SUPPLIED MATERIAL ->

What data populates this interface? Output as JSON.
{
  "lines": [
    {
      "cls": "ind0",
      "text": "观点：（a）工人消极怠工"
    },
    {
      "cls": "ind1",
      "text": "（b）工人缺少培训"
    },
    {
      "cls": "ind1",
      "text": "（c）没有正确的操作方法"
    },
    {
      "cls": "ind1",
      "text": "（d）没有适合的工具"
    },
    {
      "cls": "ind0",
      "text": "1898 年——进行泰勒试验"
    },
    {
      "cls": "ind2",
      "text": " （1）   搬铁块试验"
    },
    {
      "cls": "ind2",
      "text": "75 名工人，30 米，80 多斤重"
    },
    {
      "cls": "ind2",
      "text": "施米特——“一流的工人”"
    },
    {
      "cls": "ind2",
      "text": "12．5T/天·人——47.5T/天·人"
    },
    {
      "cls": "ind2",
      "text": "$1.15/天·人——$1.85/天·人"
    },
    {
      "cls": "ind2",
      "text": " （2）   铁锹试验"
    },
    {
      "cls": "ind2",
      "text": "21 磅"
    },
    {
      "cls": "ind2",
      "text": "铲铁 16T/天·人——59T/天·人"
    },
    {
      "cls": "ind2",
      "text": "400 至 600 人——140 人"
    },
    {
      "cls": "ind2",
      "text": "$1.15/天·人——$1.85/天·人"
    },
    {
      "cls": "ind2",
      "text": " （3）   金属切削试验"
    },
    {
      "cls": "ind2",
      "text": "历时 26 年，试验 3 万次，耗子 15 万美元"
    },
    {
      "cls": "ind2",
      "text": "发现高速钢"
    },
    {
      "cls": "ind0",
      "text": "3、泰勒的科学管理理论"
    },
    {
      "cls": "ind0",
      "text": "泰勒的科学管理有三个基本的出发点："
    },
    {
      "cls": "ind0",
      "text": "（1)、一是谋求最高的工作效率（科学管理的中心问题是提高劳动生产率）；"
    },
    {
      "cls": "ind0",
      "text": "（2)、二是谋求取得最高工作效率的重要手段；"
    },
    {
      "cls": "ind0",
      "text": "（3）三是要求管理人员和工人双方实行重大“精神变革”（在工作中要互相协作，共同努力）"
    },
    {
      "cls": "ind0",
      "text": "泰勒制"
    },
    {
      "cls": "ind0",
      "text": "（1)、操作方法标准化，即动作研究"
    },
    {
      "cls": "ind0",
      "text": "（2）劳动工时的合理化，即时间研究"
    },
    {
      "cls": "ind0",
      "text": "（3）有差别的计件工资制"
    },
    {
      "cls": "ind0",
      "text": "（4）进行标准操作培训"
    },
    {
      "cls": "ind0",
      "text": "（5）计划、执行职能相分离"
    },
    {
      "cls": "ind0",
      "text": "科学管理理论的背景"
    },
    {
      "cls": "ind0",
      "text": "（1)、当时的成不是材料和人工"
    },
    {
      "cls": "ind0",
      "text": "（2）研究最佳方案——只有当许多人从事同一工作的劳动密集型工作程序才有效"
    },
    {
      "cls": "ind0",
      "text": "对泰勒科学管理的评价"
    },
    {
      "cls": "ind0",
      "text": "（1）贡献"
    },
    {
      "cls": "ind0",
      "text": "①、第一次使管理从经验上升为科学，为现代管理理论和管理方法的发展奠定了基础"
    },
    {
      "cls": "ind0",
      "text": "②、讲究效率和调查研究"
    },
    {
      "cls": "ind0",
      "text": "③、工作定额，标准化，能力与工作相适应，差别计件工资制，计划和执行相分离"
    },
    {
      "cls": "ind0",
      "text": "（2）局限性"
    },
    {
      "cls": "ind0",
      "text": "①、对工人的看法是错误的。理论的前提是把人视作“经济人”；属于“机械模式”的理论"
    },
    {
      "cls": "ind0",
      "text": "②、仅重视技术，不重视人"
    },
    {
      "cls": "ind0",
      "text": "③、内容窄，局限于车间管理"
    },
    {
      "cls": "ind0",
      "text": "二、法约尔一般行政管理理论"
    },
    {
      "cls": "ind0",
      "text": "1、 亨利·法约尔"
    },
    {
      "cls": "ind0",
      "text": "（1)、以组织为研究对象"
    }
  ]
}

WORK TO BE COMPLETED -> Extract the whole listing, character for character.

SOLUTION ->
What data populates this interface? Output as JSON.
{
  "lines": [
    {
      "cls": "ind0",
      "text": "观点：（a）工人消极怠工"
    },
    {
      "cls": "ind1",
      "text": "（b）工人缺少培训"
    },
    {
      "cls": "ind1",
      "text": "（c）没有正确的操作方法"
    },
    {
      "cls": "ind1",
      "text": "（d）没有适合的工具"
    },
    {
      "cls": "ind0",
      "text": "1898 年——进行泰勒试验"
    },
    {
      "cls": "ind2",
      "text": " （1）   搬铁块试验"
    },
    {
      "cls": "ind2",
      "text": "75 名工人，30 米，80 多斤重"
    },
    {
      "cls": "ind2",
      "text": "施米特——“一流的工人”"
    },
    {
      "cls": "ind2",
      "text": "12．5T/天·人——47.5T/天·人"
    },
    {
      "cls": "ind2",
      "text": "$1.15/天·人——$1.85/天·人"
    },
    {
      "cls": "ind2",
      "text": " （2）   铁锹试验"
    },
    {
      "cls": "ind2",
      "text": "21 磅"
    },
    {
      "cls": "ind2",
      "text": "铲铁 16T/天·人——59T/天·人"
    },
    {
      "cls": "ind2",
      "text": "400 至 600 人——140 人"
    },
    {
      "cls": "ind2",
      "text": "$1.15/天·人——$1.85/天·人"
    },
    {
      "cls": "ind2",
      "text": " （3）   金属切削试验"
    },
    {
      "cls": "ind2",
      "text": "历时 26 年，试验 3 万次，耗子 15 万美元"
    },
    {
      "cls": "ind2",
      "text": "发现高速钢"
    },
    {
      "cls": "ind0",
      "text": "3、泰勒的科学管理理论"
    },
    {
      "cls": "ind0",
      "text": "泰勒的科学管理有三个基本的出发点："
    },
    {
      "cls": "ind0",
      "text": "（1)、一是谋求最高的工作效率（科学管理的中心问题是提高劳动生产率）；"
    },
    {
      "cls": "ind0",
      "text": "（2)、二是谋求取得最高工作效率的重要手段；"
    },
    {
      "cls": "ind0",
      "text": "（3）三是要求管理人员和工人双方实行重大“精神变革”（在工作中要互相协作，共同努力）"
    },
    {
      "cls": "ind0",
      "text": "泰勒制"
    },
    {
      "cls": "ind0",
      "text": "（1)、操作方法标准化，即动作研究"
    },
    {
      "cls": "ind0",
      "text": "（2）劳动工时的合理化，即时间研究"
    },
    {
      "cls": "ind0",
      "text": "（3）有差别的计件工资制"
    },
    {
      "cls": "ind0",
      "text": "（4）进行标准操作培训"
    },
    {
      "cls": "ind0",
      "text": "（5）计划、执行职能相分离"
    },
    {
      "cls": "ind0",
      "text": "科学管理理论的背景"
    },
    {
      "cls": "ind0",
      "text": "（1)、当时的成不是材料和人工"
    },
    {
      "cls": "ind0",
      "text": "（2）研究最佳方案——只有当许多人从事同一工作的劳动密集型工作程序才有效"
    },
    {
      "cls": "ind0",
      "text": "对泰勒科学管理的评价"
    },
    {
      "cls": "ind0",
      "text": "（1）贡献"
    },
    {
      "cls": "ind0",
      "text": "①、第一次使管理从经验上升为科学，为现代管理理论和管理方法的发展奠定了基础"
    },
    {
      "cls": "ind0",
      "text": "②、讲究效率和调查研究"
    },
    {
      "cls": "ind0",
      "text": "③、工作定额，标准化，能力与工作相适应，差别计件工资制，计划和执行相分离"
    },
    {
      "cls": "ind0",
      "text": "（2）局限性"
    },
    {
      "cls": "ind0",
      "text": "①、对工人的看法是错误的。理论的前提是把人视作“经济人”；属于“机械模式”的理论"
    },
    {
      "cls": "ind0",
      "text": "②、仅重视技术，不重视人"
    },
    {
      "cls": "ind0",
      "text": "③、内容窄，局限于车间管理"
    },
    {
      "cls": "ind0",
      "text": "二、法约尔一般行政管理理论"
    },
    {
      "cls": "ind0",
      "text": "1、 亨利·法约尔"
    },
    {
      "cls": "ind0",
      "text": "（1)、以组织为研究对象"
    }
  ]
}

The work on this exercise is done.